Stored items from a collection
___
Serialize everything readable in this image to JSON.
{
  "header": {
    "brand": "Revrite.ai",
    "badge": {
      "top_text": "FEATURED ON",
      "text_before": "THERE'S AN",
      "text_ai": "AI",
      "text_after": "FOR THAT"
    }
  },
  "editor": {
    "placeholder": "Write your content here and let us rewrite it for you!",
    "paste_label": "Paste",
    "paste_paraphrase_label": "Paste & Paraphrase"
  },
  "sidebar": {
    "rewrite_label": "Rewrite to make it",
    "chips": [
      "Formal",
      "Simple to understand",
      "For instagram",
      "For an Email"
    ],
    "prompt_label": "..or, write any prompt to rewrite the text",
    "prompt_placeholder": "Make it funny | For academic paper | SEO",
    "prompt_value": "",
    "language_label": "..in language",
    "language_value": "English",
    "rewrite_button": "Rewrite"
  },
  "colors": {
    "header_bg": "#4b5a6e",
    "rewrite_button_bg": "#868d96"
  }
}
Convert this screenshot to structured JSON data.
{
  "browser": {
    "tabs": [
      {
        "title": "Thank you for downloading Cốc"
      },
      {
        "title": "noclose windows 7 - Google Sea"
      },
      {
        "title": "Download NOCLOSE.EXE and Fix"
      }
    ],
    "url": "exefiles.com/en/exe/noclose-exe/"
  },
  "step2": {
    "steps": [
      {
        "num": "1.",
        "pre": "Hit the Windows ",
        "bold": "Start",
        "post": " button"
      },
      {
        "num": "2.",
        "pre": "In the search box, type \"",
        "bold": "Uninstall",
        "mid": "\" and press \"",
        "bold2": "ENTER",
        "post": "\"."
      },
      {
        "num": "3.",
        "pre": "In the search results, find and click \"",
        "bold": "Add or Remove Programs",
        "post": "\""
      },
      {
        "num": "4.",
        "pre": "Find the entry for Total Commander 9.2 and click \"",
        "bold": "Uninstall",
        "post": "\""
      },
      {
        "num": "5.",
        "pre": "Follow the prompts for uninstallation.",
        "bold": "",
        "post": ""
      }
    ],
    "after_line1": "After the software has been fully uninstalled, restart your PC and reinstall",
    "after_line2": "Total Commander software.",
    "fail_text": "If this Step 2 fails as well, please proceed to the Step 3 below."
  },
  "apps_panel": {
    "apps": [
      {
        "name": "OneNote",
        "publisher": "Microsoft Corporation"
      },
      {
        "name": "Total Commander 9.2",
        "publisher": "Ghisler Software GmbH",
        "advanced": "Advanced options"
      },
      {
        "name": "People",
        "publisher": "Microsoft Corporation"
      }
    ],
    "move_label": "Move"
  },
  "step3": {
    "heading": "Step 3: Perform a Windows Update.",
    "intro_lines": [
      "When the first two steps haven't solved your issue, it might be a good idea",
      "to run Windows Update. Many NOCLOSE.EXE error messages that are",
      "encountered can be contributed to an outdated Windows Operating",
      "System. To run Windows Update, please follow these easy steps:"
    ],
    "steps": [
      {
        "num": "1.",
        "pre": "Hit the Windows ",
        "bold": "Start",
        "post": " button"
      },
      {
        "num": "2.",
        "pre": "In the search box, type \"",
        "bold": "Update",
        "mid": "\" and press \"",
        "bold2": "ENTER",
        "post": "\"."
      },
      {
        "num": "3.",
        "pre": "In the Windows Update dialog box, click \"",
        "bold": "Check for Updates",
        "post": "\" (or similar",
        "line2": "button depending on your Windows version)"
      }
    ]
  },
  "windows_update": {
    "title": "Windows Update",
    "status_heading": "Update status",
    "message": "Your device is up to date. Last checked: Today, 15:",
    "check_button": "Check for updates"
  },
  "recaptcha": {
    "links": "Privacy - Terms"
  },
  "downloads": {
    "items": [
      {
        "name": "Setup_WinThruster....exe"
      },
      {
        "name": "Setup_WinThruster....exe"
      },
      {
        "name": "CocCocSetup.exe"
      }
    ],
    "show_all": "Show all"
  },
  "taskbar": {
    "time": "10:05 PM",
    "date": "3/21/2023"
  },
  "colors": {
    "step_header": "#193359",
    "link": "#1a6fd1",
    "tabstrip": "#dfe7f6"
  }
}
___
Task prompt:
Repeat the entries shown above, every one, word for word.

Finished task:
Serialize everything readable in this image to JSON.
{
  "header": {
    "brand": "Revrite.ai",
    "badge": {
      "top_text": "FEATURED ON",
      "text_before": "THERE'S AN",
      "text_ai": "AI",
      "text_after": "FOR THAT"
    }
  },
  "editor": {
    "placeholder": "Write your content here and let us rewrite it for you!",
    "paste_label": "Paste",
    "paste_paraphrase_label": "Paste & Paraphrase"
  },
  "sidebar": {
    "rewrite_label": "Rewrite to make it",
    "chips": [
      "Formal",
      "Simple to understand",
      "For instagram",
      "For an Email"
    ],
    "prompt_label": "..or, write any prompt to rewrite the text",
    "prompt_placeholder": "Make it funny | For academic paper | SEO",
    "prompt_value": "",
    "language_label": "..in language",
    "language_value": "English",
    "rewrite_button": "Rewrite"
  },
  "colors": {
    "header_bg": "#4b5a6e",
    "rewrite_button_bg": "#868d96"
  }
}
Convert this screenshot to structured JSON data.
{
  "browser": {
    "tabs": [
      {
        "title": "Thank you for downloading Cốc"
      },
      {
        "title": "noclose windows 7 - Google Sea"
      },
      {
        "title": "Download NOCLOSE.EXE and Fix"
      }
    ],
    "url": "exefiles.com/en/exe/noclose-exe/"
  },
  "step2": {
    "steps": [
      {
        "num": "1.",
        "pre": "Hit the Windows ",
        "bold": "Start",
        "post": " button"
      },
      {
        "num": "2.",
        "pre": "In the search box, type \"",
        "bold": "Uninstall",
        "mid": "\" and press \"",
        "bold2": "ENTER",
        "post": "\"."
      },
      {
        "num": "3.",
        "pre": "In the search results, find and click \"",
        "bold": "Add or Remove Programs",
        "post": "\""
      },
      {
        "num": "4.",
        "pre": "Find the entry for Total Commander 9.2 and click \"",
        "bold": "Uninstall",
        "post": "\""
      },
      {
        "num": "5.",
        "pre": "Follow the prompts for uninstallation.",
        "bold": "",
        "post": ""
      }
    ],
    "after_line1": "After the software has been fully uninstalled, restart your PC and reinstall",
    "after_line2": "Total Commander software.",
    "fail_text": "If this Step 2 fails as well, please proceed to the Step 3 below."
  },
  "apps_panel": {
    "apps": [
      {
        "name": "OneNote",
        "publisher": "Microsoft Corporation"
      },
      {
        "name": "Total Commander 9.2",
        "publisher": "Ghisler Software GmbH",
        "advanced": "Advanced options"
      },
      {
        "name": "People",
        "publisher": "Microsoft Corporation"
      }
    ],
    "move_label": "Move"
  },
  "step3": {
    "heading": "Step 3: Perform a Windows Update.",
    "intro_lines": [
      "When the first two steps haven't solved your issue, it might be a good idea",
      "to run Windows Update. Many NOCLOSE.EXE error messages that are",
      "encountered can be contributed to an outdated Windows Operating",
      "System. To run Windows Update, please follow these easy steps:"
    ],
    "steps": [
      {
        "num": "1.",
        "pre": "Hit the Windows ",
        "bold": "Start",
        "post": " button"
      },
      {
        "num": "2.",
        "pre": "In the search box, type \"",
        "bold": "Update",
        "mid": "\" and press \"",
        "bold2": "ENTER",
        "post": "\"."
      },
      {
        "num": "3.",
        "pre": "In the Windows Update dialog box, click \"",
        "bold": "Check for Updates",
        "post": "\" (or similar",
        "line2": "button depending on your Windows version)"
      }
    ]
  },
  "windows_update": {
    "title": "Windows Update",
    "status_heading": "Update status",
    "message": "Your device is up to date. Last checked: Today, 15:",
    "check_button": "Check for updates"
  },
  "recaptcha": {
    "links": "Privacy - Terms"
  },
  "downloads": {
    "items": [
      {
        "name": "Setup_WinThruster....exe"
      },
      {
        "name": "Setup_WinThruster....exe"
      },
      {
        "name": "CocCocSetup.exe"
      }
    ],
    "show_all": "Show all"
  },
  "taskbar": {
    "time": "10:05 PM",
    "date": "3/21/2023"
  },
  "colors": {
    "step_header": "#193359",
    "link": "#1a6fd1",
    "tabstrip": "#dfe7f6"
  }
}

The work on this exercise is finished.